■ Work to do: Filter the data for lines with the word "this", then copy every line so identified.

■ Provided information:
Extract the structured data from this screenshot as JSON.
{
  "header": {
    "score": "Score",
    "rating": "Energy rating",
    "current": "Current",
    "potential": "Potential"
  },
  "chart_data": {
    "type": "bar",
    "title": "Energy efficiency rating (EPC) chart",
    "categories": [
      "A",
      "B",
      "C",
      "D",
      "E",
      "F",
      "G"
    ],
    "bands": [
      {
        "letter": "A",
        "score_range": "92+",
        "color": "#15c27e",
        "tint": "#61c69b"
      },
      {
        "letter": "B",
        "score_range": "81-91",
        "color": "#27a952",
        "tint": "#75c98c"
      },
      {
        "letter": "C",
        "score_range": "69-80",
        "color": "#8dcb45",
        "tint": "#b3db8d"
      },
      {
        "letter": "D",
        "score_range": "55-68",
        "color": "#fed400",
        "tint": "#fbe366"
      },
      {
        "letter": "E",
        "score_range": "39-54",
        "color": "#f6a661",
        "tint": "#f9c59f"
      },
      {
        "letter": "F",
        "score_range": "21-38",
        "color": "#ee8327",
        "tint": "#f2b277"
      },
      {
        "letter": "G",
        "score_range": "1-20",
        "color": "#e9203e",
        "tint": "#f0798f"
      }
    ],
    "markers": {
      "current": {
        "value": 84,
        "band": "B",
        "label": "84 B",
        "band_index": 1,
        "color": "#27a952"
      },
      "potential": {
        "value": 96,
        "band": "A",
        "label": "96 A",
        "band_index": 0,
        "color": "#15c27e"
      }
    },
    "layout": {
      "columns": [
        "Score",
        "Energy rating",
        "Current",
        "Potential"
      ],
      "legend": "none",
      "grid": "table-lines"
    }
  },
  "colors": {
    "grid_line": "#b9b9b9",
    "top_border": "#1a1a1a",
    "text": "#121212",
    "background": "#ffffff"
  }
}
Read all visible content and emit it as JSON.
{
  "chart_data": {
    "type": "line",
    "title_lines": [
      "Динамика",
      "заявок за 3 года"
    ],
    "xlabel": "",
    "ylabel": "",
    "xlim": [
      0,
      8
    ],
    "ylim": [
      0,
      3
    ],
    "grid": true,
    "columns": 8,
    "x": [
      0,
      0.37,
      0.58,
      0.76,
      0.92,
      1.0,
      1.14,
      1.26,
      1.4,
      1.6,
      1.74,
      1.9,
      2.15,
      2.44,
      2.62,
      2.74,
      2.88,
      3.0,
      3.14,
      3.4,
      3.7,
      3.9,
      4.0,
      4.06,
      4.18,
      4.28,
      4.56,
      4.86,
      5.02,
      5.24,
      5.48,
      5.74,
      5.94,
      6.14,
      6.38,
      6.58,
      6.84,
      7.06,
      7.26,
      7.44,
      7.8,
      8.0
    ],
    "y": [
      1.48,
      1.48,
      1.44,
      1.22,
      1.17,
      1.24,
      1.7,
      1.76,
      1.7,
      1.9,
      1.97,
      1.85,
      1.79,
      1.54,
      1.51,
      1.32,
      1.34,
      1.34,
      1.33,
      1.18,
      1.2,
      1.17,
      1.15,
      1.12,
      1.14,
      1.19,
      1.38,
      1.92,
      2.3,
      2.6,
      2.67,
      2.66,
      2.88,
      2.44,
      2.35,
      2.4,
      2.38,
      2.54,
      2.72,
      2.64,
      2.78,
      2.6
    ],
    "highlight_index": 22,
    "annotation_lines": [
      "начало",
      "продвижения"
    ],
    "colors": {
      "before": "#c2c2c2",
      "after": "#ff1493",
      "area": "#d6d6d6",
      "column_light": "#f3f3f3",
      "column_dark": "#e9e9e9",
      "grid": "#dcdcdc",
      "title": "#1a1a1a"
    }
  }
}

---

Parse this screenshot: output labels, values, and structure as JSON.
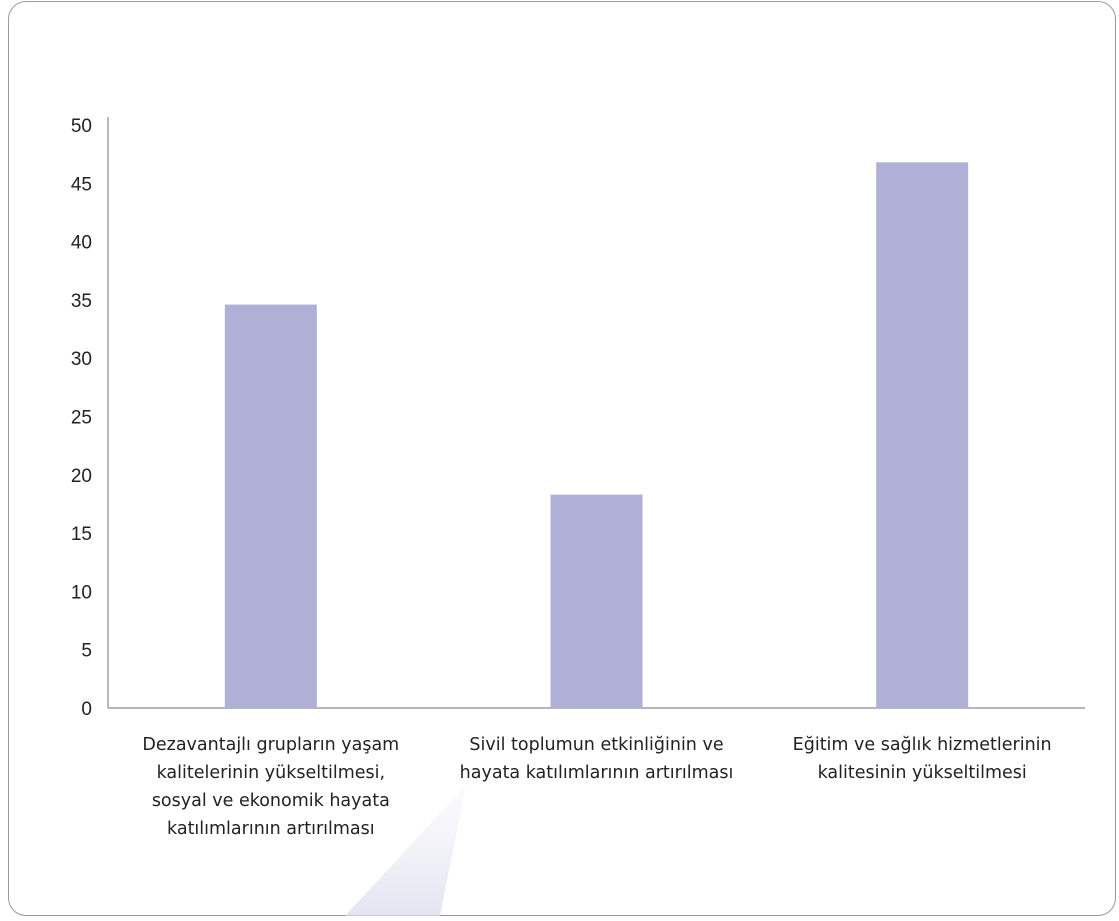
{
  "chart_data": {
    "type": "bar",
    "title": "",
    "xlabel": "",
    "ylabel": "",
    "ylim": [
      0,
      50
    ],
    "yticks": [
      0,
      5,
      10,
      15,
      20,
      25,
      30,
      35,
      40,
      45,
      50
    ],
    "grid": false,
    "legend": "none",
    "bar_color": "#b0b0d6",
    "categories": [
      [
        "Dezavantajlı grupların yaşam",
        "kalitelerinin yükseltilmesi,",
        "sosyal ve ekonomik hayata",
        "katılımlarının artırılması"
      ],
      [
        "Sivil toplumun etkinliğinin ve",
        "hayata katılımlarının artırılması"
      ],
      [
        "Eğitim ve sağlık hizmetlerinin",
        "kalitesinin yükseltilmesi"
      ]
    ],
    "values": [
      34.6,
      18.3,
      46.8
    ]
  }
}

■ Output:
Extract the structured data from this screenshot as JSON.
Parse this screenshot: output labels, values, and structure as JSON.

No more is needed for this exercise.